--- start of Input data ---

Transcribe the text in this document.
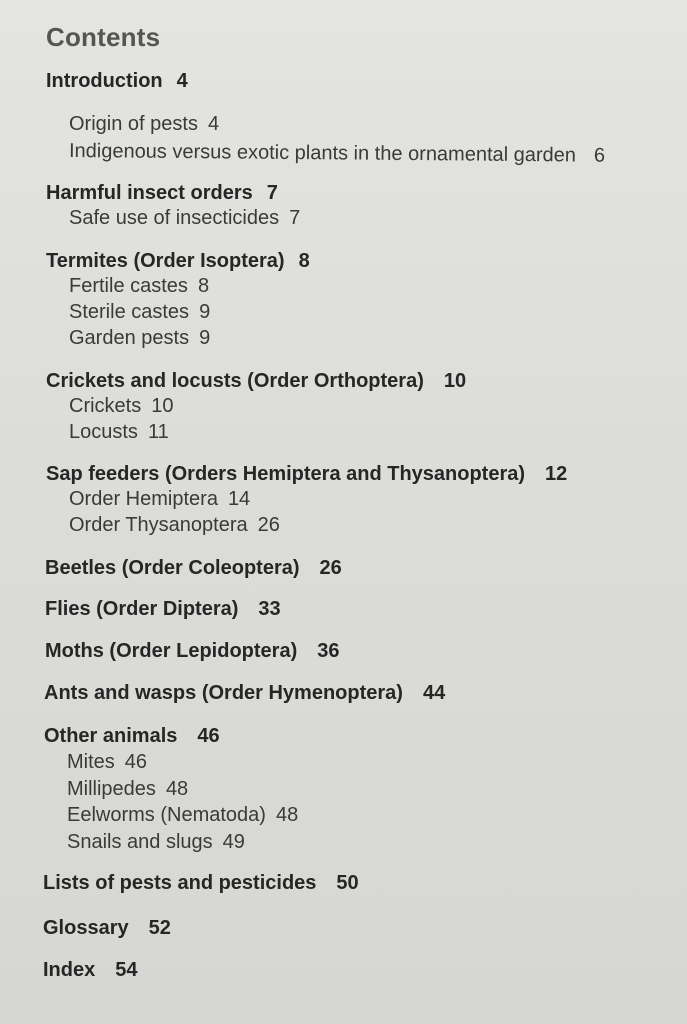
Contents
Introduction 4
Origin of pests 4
Indigenous versus exotic plants in the ornamental garden 6
Harmful insect orders 7
Safe use of insecticides 7
Termites (Order Isoptera) 8
Fertile castes 8
Sterile castes 9
Garden pests 9
Crickets and locusts (Order Orthoptera) 10
Crickets 10
Locusts 11
Sap feeders (Orders Hemiptera and Thysanoptera) 12
Order Hemiptera 14
Order Thysanoptera 26
Beetles (Order Coleoptera) 26
Flies (Order Diptera) 33
Moths (Order Lepidoptera) 36
Ants and wasps (Order Hymenoptera) 44
Other animals 46
Mites 46
Millipedes 48
Eelworms (Nematoda) 48
Snails and slugs 49
Lists of pests and pesticides 50
Glossary 52
Index 54
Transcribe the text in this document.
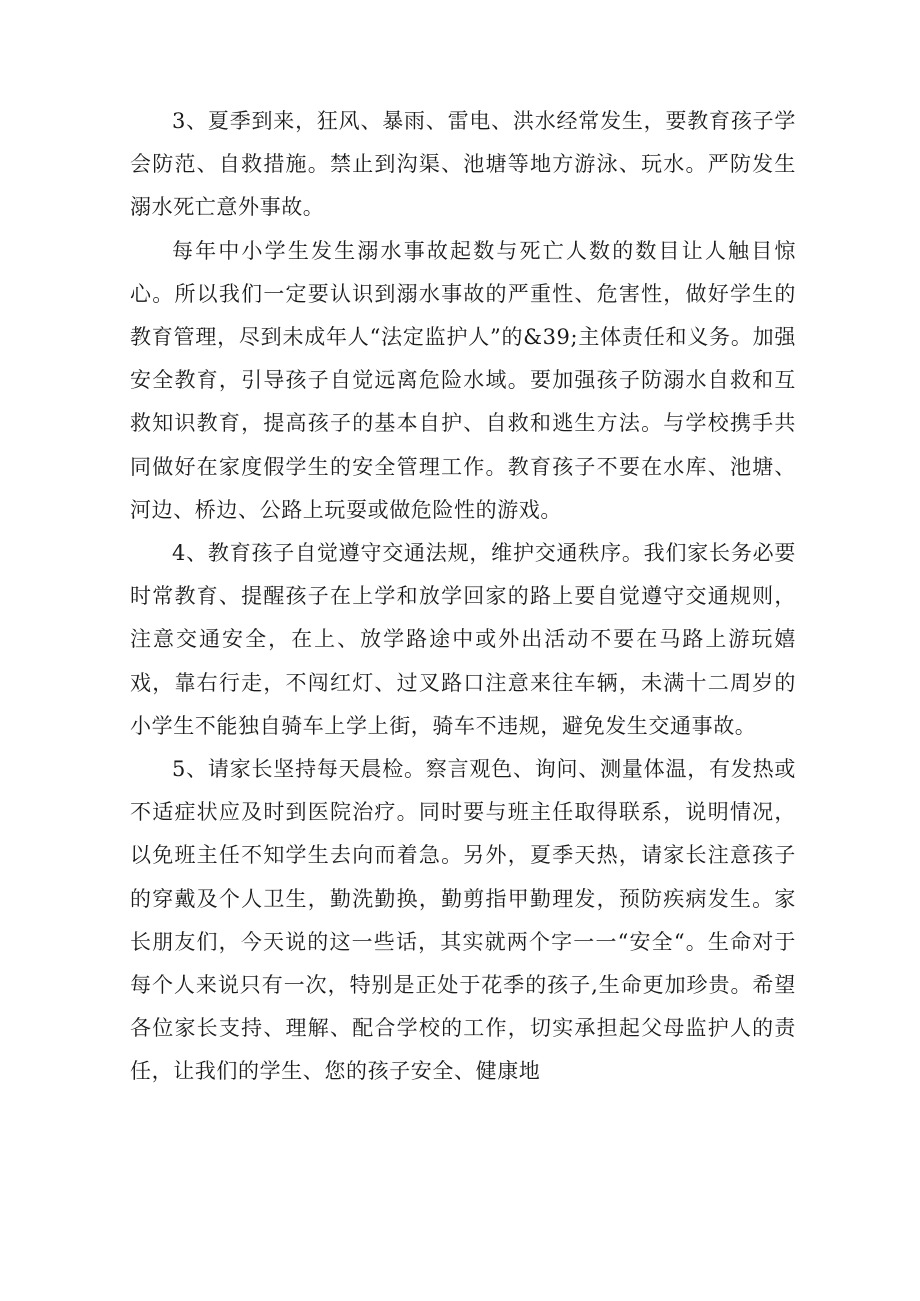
3、夏季到来，狂风、暴雨、雷电、洪水经常发生，要教育孩子学会防范、自救措施。禁止到沟渠、池塘等地方游泳、玩水。严防发生溺水死亡意外事故。

每年中小学生发生溺水事故起数与死亡人数的数目让人触目惊心。所以我们一定要认识到溺水事故的严重性、危害性，做好学生的教育管理，尽到未成年人“法定监护人”的&39;主体责任和义务。加强安全教育，引导孩子自觉远离危险水域。要加强孩子防溺水自救和互救知识教育，提高孩子的基本自护、自救和逃生方法。与学校携手共同做好在家度假学生的安全管理工作。教育孩子不要在水库、池塘、河边、桥边、公路上玩耍或做危险性的游戏。

4、教育孩子自觉遵守交通法规，维护交通秩序。我们家长务必要时常教育、提醒孩子在上学和放学回家的路上要自觉遵守交通规则，注意交通安全，在上、放学路途中或外出活动不要在马路上游玩嬉戏，靠右行走，不闯红灯、过叉路口注意来往车辆，未满十二周岁的小学生不能独自骑车上学上街，骑车不违规，避免发生交通事故。

5、请家长坚持每天晨检。察言观色、询问、测量体温，有发热或不适症状应及时到医院治疗。同时要与班主任取得联系，说明情况，以免班主任不知学生去向而着急。另外，夏季天热，请家长注意孩子的穿戴及个人卫生，勤洗勤换，勤剪指甲勤理发，预防疾病发生。家长朋友们，今天说的这一些话，其实就两个字一一“安全“。生命对于每个人来说只有一次，特别是正处于花季的孩子,生命更加珍贵。希望各位家长支持、理解、配合学校的工作，切实承担起父母监护人的责任，让我们的学生、您的孩子安全、健康地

--- end of Input data ---

Exercise aim: Extract every line of the data exactly; pictures stay out.

Result:
Transcribe the text in this document.
Contents
Introduction 4
Origin of pests 4
Indigenous versus exotic plants in the ornamental garden 6
Harmful insect orders 7
Safe use of insecticides 7
Termites (Order Isoptera) 8
Fertile castes 8
Sterile castes 9
Garden pests 9
Crickets and locusts (Order Orthoptera) 10
Crickets 10
Locusts 11
Sap feeders (Orders Hemiptera and Thysanoptera) 12
Order Hemiptera 14
Order Thysanoptera 26
Beetles (Order Coleoptera) 26
Flies (Order Diptera) 33
Moths (Order Lepidoptera) 36
Ants and wasps (Order Hymenoptera) 44
Other animals 46
Mites 46
Millipedes 48
Eelworms (Nematoda) 48
Snails and slugs 49
Lists of pests and pesticides 50
Glossary 52
Index 54
Transcribe the text in this document.
3、夏季到来，狂风、暴雨、雷电、洪水经常发生，要教育孩子学会防范、自救措施。禁止到沟渠、池塘等地方游泳、玩水。严防发生溺水死亡意外事故。

每年中小学生发生溺水事故起数与死亡人数的数目让人触目惊心。所以我们一定要认识到溺水事故的严重性、危害性，做好学生的教育管理，尽到未成年人“法定监护人”的&39;主体责任和义务。加强安全教育，引导孩子自觉远离危险水域。要加强孩子防溺水自救和互救知识教育，提高孩子的基本自护、自救和逃生方法。与学校携手共同做好在家度假学生的安全管理工作。教育孩子不要在水库、池塘、河边、桥边、公路上玩耍或做危险性的游戏。

4、教育孩子自觉遵守交通法规，维护交通秩序。我们家长务必要时常教育、提醒孩子在上学和放学回家的路上要自觉遵守交通规则，注意交通安全，在上、放学路途中或外出活动不要在马路上游玩嬉戏，靠右行走，不闯红灯、过叉路口注意来往车辆，未满十二周岁的小学生不能独自骑车上学上街，骑车不违规，避免发生交通事故。

5、请家长坚持每天晨检。察言观色、询问、测量体温，有发热或不适症状应及时到医院治疗。同时要与班主任取得联系，说明情况，以免班主任不知学生去向而着急。另外，夏季天热，请家长注意孩子的穿戴及个人卫生，勤洗勤换，勤剪指甲勤理发，预防疾病发生。家长朋友们，今天说的这一些话，其实就两个字一一“安全“。生命对于每个人来说只有一次，特别是正处于花季的孩子,生命更加珍贵。希望各位家长支持、理解、配合学校的工作，切实承担起父母监护人的责任，让我们的学生、您的孩子安全、健康地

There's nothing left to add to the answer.